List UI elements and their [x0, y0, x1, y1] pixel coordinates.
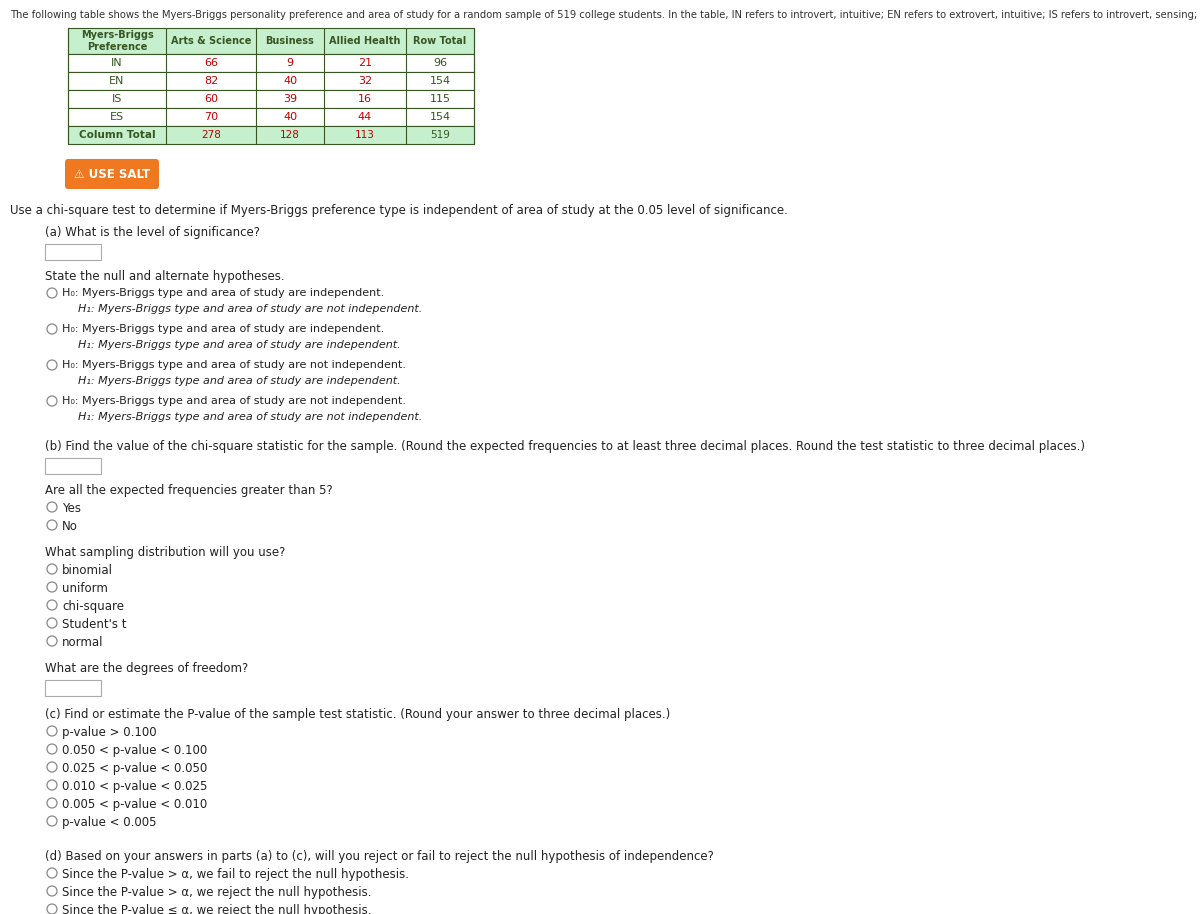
Text: Row Total: Row Total [413, 36, 467, 46]
Text: 113: 113 [355, 130, 374, 140]
Text: 96: 96 [433, 58, 448, 68]
Text: H₁: Myers-Briggs type and area of study are not independent.: H₁: Myers-Briggs type and area of study … [78, 304, 422, 314]
Text: No: No [62, 520, 78, 533]
Text: 0.010 < p-value < 0.025: 0.010 < p-value < 0.025 [62, 780, 208, 793]
Text: 16: 16 [358, 94, 372, 104]
Text: What sampling distribution will you use?: What sampling distribution will you use? [46, 546, 286, 559]
Text: 0.025 < p-value < 0.050: 0.025 < p-value < 0.050 [62, 762, 208, 775]
Bar [46, 458, 101, 474]
Text: Student's t: Student's t [62, 618, 126, 631]
Text: ⚠ USE SALT: ⚠ USE SALT [74, 167, 150, 180]
Text: IN: IN [112, 58, 122, 68]
Text: 82: 82 [204, 76, 218, 86]
Text: H₁: Myers-Briggs type and area of study are not independent.: H₁: Myers-Briggs type and area of study … [78, 412, 422, 422]
Bar [46, 244, 101, 260]
Text: 0.050 < p-value < 0.100: 0.050 < p-value < 0.100 [62, 744, 208, 757]
Text: What are the degrees of freedom?: What are the degrees of freedom? [46, 662, 248, 675]
Text: (a) What is the level of significance?: (a) What is the level of significance? [46, 226, 260, 239]
Text: Since the P-value ≤ α, we reject the null hypothesis.: Since the P-value ≤ α, we reject the nul… [62, 904, 372, 914]
Text: 44: 44 [358, 112, 372, 122]
Text: 115: 115 [430, 94, 450, 104]
Text: H₀: Myers-Briggs type and area of study are not independent.: H₀: Myers-Briggs type and area of study … [62, 396, 406, 406]
Bar [46, 680, 101, 696]
Text: EN: EN [109, 76, 125, 86]
Text: Myers-Briggs
Preference: Myers-Briggs Preference [80, 30, 154, 52]
Text: The following table shows the Myers-Briggs personality preference and area of st: The following table shows the Myers-Brig… [10, 10, 1200, 20]
Text: chi-square: chi-square [62, 600, 124, 613]
Text: H₀: Myers-Briggs type and area of study are not independent.: H₀: Myers-Briggs type and area of study … [62, 360, 406, 370]
Text: (c) Find or estimate the P-value of the sample test statistic. (Round your answe: (c) Find or estimate the P-value of the … [46, 708, 671, 721]
Bar [68, 108, 474, 126]
Text: State the null and alternate hypotheses.: State the null and alternate hypotheses. [46, 270, 284, 283]
Text: H₁: Myers-Briggs type and area of study are independent.: H₁: Myers-Briggs type and area of study … [78, 376, 401, 386]
Text: p-value > 0.100: p-value > 0.100 [62, 726, 157, 739]
Text: 0.005 < p-value < 0.010: 0.005 < p-value < 0.010 [62, 798, 208, 811]
Text: H₁: Myers-Briggs type and area of study are independent.: H₁: Myers-Briggs type and area of study … [78, 340, 401, 350]
Text: Since the P-value > α, we reject the null hypothesis.: Since the P-value > α, we reject the nul… [62, 886, 372, 899]
Text: 66: 66 [204, 58, 218, 68]
Text: H₀: Myers-Briggs type and area of study are independent.: H₀: Myers-Briggs type and area of study … [62, 288, 384, 298]
Text: 278: 278 [202, 130, 221, 140]
Bar [68, 126, 474, 144]
Text: Since the P-value > α, we fail to reject the null hypothesis.: Since the P-value > α, we fail to reject… [62, 868, 409, 881]
Text: (b) Find the value of the chi-square statistic for the sample. (Round the expect: (b) Find the value of the chi-square sta… [46, 440, 1085, 453]
Bar [68, 90, 474, 108]
Bar [68, 28, 474, 54]
Text: 60: 60 [204, 94, 218, 104]
Text: (d) Based on your answers in parts (a) to (c), will you reject or fail to reject: (d) Based on your answers in parts (a) t… [46, 850, 714, 863]
Text: 128: 128 [280, 130, 300, 140]
Text: 40: 40 [283, 112, 298, 122]
Text: 9: 9 [287, 58, 294, 68]
Bar [68, 72, 474, 90]
Text: Column Total: Column Total [79, 130, 155, 140]
Text: Business: Business [265, 36, 314, 46]
Text: Use a chi-square test to determine if Myers-Briggs preference type is independen: Use a chi-square test to determine if My… [10, 204, 788, 217]
Text: 40: 40 [283, 76, 298, 86]
Text: 154: 154 [430, 112, 450, 122]
Text: normal: normal [62, 636, 103, 649]
Text: 519: 519 [430, 130, 450, 140]
Text: p-value < 0.005: p-value < 0.005 [62, 816, 156, 829]
Text: IS: IS [112, 94, 122, 104]
Text: 39: 39 [283, 94, 298, 104]
Text: Allied Health: Allied Health [329, 36, 401, 46]
FancyBboxPatch shape [65, 159, 158, 189]
Text: Yes: Yes [62, 502, 82, 515]
Text: 154: 154 [430, 76, 450, 86]
Text: Arts & Science: Arts & Science [170, 36, 251, 46]
Text: 70: 70 [204, 112, 218, 122]
Text: 21: 21 [358, 58, 372, 68]
Text: H₀: Myers-Briggs type and area of study are independent.: H₀: Myers-Briggs type and area of study … [62, 324, 384, 334]
Text: uniform: uniform [62, 582, 108, 595]
Text: 32: 32 [358, 76, 372, 86]
Bar [68, 54, 474, 72]
Text: ES: ES [110, 112, 124, 122]
Text: binomial: binomial [62, 564, 113, 577]
Text: Are all the expected frequencies greater than 5?: Are all the expected frequencies greater… [46, 484, 332, 497]
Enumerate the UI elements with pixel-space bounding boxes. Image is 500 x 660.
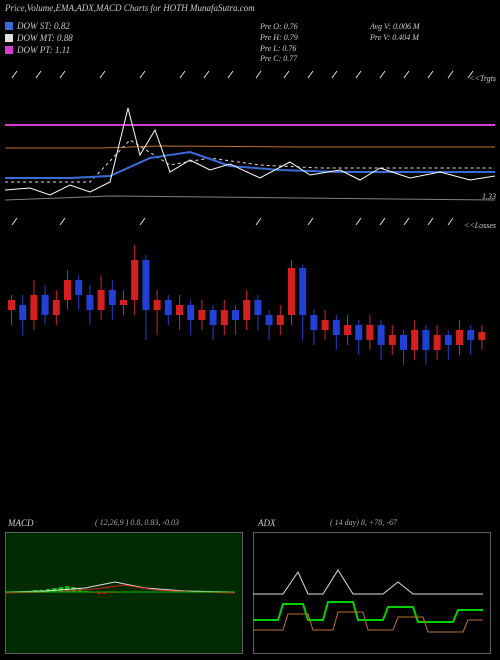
adx-panel <box>253 532 491 654</box>
macd-meta: ( 12,26,9 ) 0.8, 0.83, -0.03 <box>95 518 179 527</box>
adx-meta: ( 14 day) 8, +78, -67 <box>330 518 397 527</box>
adx-title: ADX <box>258 518 276 528</box>
main-chart <box>0 0 500 520</box>
macd-title: MACD <box>8 518 34 528</box>
macd-panel <box>5 532 243 654</box>
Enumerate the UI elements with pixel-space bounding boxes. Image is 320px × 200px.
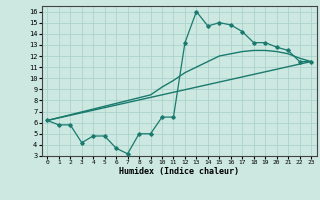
X-axis label: Humidex (Indice chaleur): Humidex (Indice chaleur) [119, 167, 239, 176]
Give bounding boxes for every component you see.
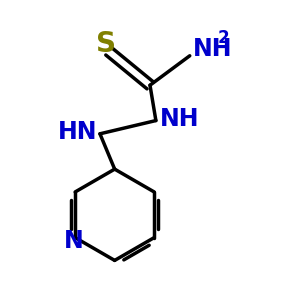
Text: HN: HN xyxy=(58,120,97,144)
Text: 2: 2 xyxy=(218,29,229,47)
Text: S: S xyxy=(96,30,116,58)
Text: NH: NH xyxy=(160,107,200,131)
Text: NH: NH xyxy=(193,37,232,61)
Text: N: N xyxy=(64,229,83,253)
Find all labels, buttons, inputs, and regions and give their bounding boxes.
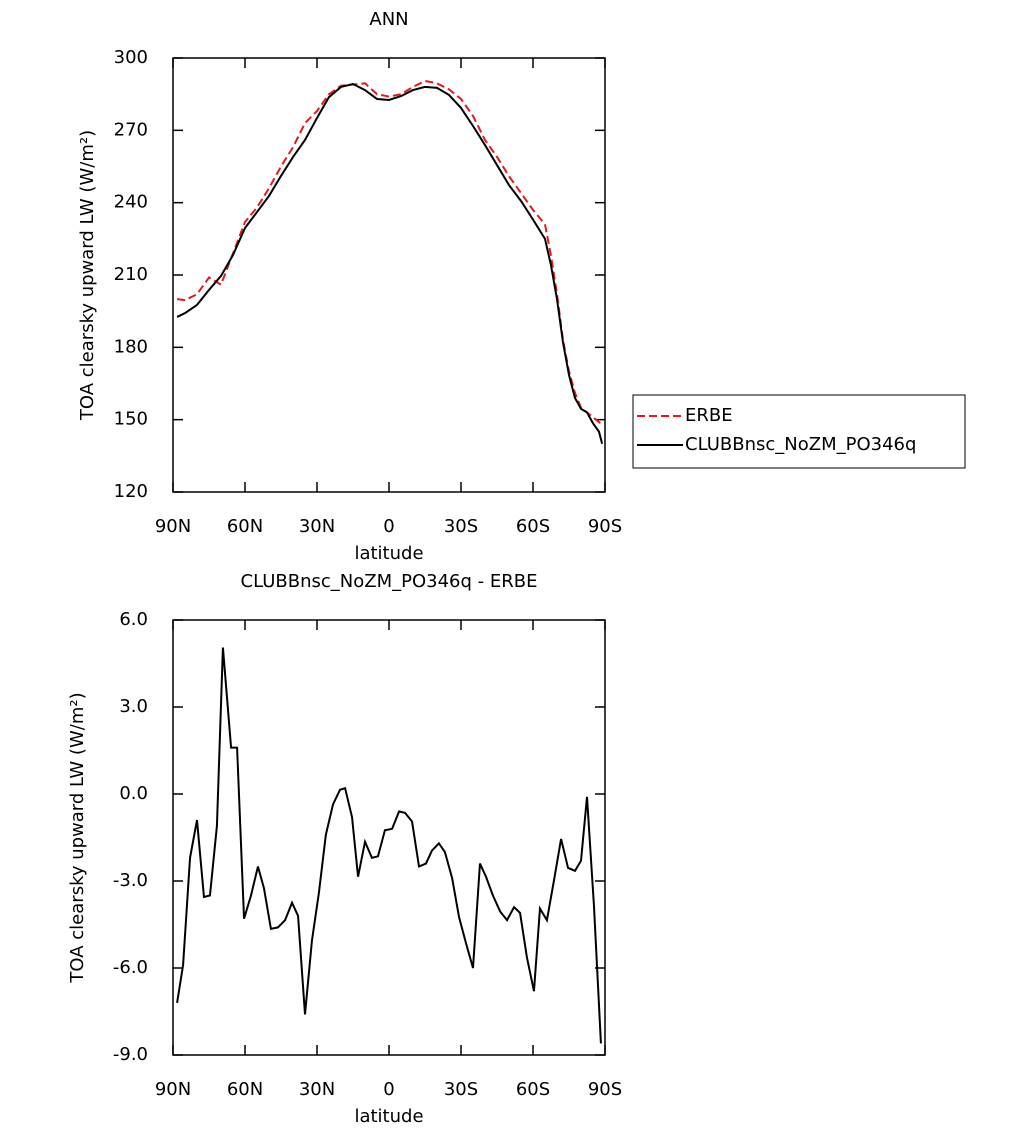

------------

**Written problem:**
Can you reproduce all of the data above word for word, leaving out the pictures?

**Response to the exercise:**
List UI elements and their [x0, y0, x1, y1] pixel coordinates.
Text: Row Total: Row Total [413, 36, 467, 46]
Text: 113: 113 [355, 130, 374, 140]
Text: 96: 96 [433, 58, 448, 68]
Text: H₁: Myers-Briggs type and area of study are not independent.: H₁: Myers-Briggs type and area of study … [78, 304, 422, 314]
Text: No: No [62, 520, 78, 533]
Text: 0.010 < p-value < 0.025: 0.010 < p-value < 0.025 [62, 780, 208, 793]
Text: 16: 16 [358, 94, 372, 104]
Text: What sampling distribution will you use?: What sampling distribution will you use? [46, 546, 286, 559]
Text: 0.025 < p-value < 0.050: 0.025 < p-value < 0.050 [62, 762, 208, 775]
Bar [46, 458, 101, 474]
Text: Student's t: Student's t [62, 618, 126, 631]
Text: ⚠ USE SALT: ⚠ USE SALT [74, 167, 150, 180]
Text: IN: IN [112, 58, 122, 68]
Text: 82: 82 [204, 76, 218, 86]
Text: H₁: Myers-Briggs type and area of study are not independent.: H₁: Myers-Briggs type and area of study … [78, 412, 422, 422]
Bar [46, 244, 101, 260]
Text: 0.050 < p-value < 0.100: 0.050 < p-value < 0.100 [62, 744, 208, 757]
Text: What are the degrees of freedom?: What are the degrees of freedom? [46, 662, 248, 675]
Text: (a) What is the level of significance?: (a) What is the level of significance? [46, 226, 260, 239]
Text: Since the P-value ≤ α, we reject the null hypothesis.: Since the P-value ≤ α, we reject the nul… [62, 904, 372, 914]
Text: 44: 44 [358, 112, 372, 122]
Text: 115: 115 [430, 94, 450, 104]
Text: H₀: Myers-Briggs type and area of study are not independent.: H₀: Myers-Briggs type and area of study … [62, 396, 406, 406]
Bar [46, 680, 101, 696]
Text: EN: EN [109, 76, 125, 86]
Text: Myers-Briggs
Preference: Myers-Briggs Preference [80, 30, 154, 52]
Text: The following table shows the Myers-Briggs personality preference and area of st: The following table shows the Myers-Brig… [10, 10, 1200, 20]
Text: chi-square: chi-square [62, 600, 124, 613]
Text: H₀: Myers-Briggs type and area of study are not independent.: H₀: Myers-Briggs type and area of study … [62, 360, 406, 370]
Text: (c) Find or estimate the P-value of the sample test statistic. (Round your answe: (c) Find or estimate the P-value of the … [46, 708, 671, 721]
Bar [68, 108, 474, 126]
Text: State the null and alternate hypotheses.: State the null and alternate hypotheses. [46, 270, 284, 283]
Text: H₁: Myers-Briggs type and area of study are independent.: H₁: Myers-Briggs type and area of study … [78, 376, 401, 386]
Text: p-value > 0.100: p-value > 0.100 [62, 726, 157, 739]
Text: 0.005 < p-value < 0.010: 0.005 < p-value < 0.010 [62, 798, 208, 811]
Text: H₁: Myers-Briggs type and area of study are independent.: H₁: Myers-Briggs type and area of study … [78, 340, 401, 350]
Text: Since the P-value > α, we reject the null hypothesis.: Since the P-value > α, we reject the nul… [62, 886, 372, 899]
Text: 66: 66 [204, 58, 218, 68]
Text: H₀: Myers-Briggs type and area of study are independent.: H₀: Myers-Briggs type and area of study … [62, 288, 384, 298]
Text: 278: 278 [202, 130, 221, 140]
Bar [68, 126, 474, 144]
Text: Since the P-value > α, we fail to reject the null hypothesis.: Since the P-value > α, we fail to reject… [62, 868, 409, 881]
Text: (b) Find the value of the chi-square statistic for the sample. (Round the expect: (b) Find the value of the chi-square sta… [46, 440, 1085, 453]
Bar [68, 90, 474, 108]
Bar [68, 28, 474, 54]
Text: 60: 60 [204, 94, 218, 104]
Text: (d) Based on your answers in parts (a) to (c), will you reject or fail to reject: (d) Based on your answers in parts (a) t… [46, 850, 714, 863]
Text: 128: 128 [280, 130, 300, 140]
Text: 40: 40 [283, 112, 298, 122]
Text: 9: 9 [287, 58, 294, 68]
Bar [68, 72, 474, 90]
Text: Column Total: Column Total [79, 130, 155, 140]
Text: Business: Business [265, 36, 314, 46]
Text: Use a chi-square test to determine if Myers-Briggs preference type is independen: Use a chi-square test to determine if My… [10, 204, 788, 217]
Text: 40: 40 [283, 76, 298, 86]
Text: 154: 154 [430, 112, 450, 122]
Text: normal: normal [62, 636, 103, 649]
Text: 519: 519 [430, 130, 450, 140]
Text: p-value < 0.005: p-value < 0.005 [62, 816, 156, 829]
Text: IS: IS [112, 94, 122, 104]
Text: 39: 39 [283, 94, 298, 104]
Text: Allied Health: Allied Health [329, 36, 401, 46]
FancyBboxPatch shape [65, 159, 158, 189]
Text: Yes: Yes [62, 502, 82, 515]
Text: 154: 154 [430, 76, 450, 86]
Text: Arts & Science: Arts & Science [170, 36, 251, 46]
Text: 70: 70 [204, 112, 218, 122]
Text: 21: 21 [358, 58, 372, 68]
Text: H₀: Myers-Briggs type and area of study are independent.: H₀: Myers-Briggs type and area of study … [62, 324, 384, 334]
Text: uniform: uniform [62, 582, 108, 595]
Text: 32: 32 [358, 76, 372, 86]
Bar [68, 54, 474, 72]
Text: ES: ES [110, 112, 124, 122]
Text: binomial: binomial [62, 564, 113, 577]
Text: Are all the expected frequencies greater than 5?: Are all the expected frequencies greater… [46, 484, 332, 497]
Enumerate the UI elements with pixel-space bounding boxes. Image is 500 x 660.
adx-panel <box>253 532 491 654</box>
macd-meta: ( 12,26,9 ) 0.8, 0.83, -0.03 <box>95 518 179 527</box>
adx-meta: ( 14 day) 8, +78, -67 <box>330 518 397 527</box>
adx-title: ADX <box>258 518 276 528</box>
main-chart <box>0 0 500 520</box>
macd-title: MACD <box>8 518 34 528</box>
macd-panel <box>5 532 243 654</box>
Enumerate the UI elements with pixel-space bounding boxes. Image is 320px × 200px.
X-axis label: Humidex (Indice chaleur): Humidex (Indice chaleur) [119, 167, 239, 176]
Give bounding boxes for every component you see.
Text: HN: HN xyxy=(58,120,97,144)
Text: 2: 2 xyxy=(218,29,229,47)
Text: S: S xyxy=(96,30,116,58)
Text: NH: NH xyxy=(160,107,200,131)
Text: NH: NH xyxy=(193,37,232,61)
Text: N: N xyxy=(64,229,83,253)
Find all labels, buttons, inputs, and regions and give their bounding boxes.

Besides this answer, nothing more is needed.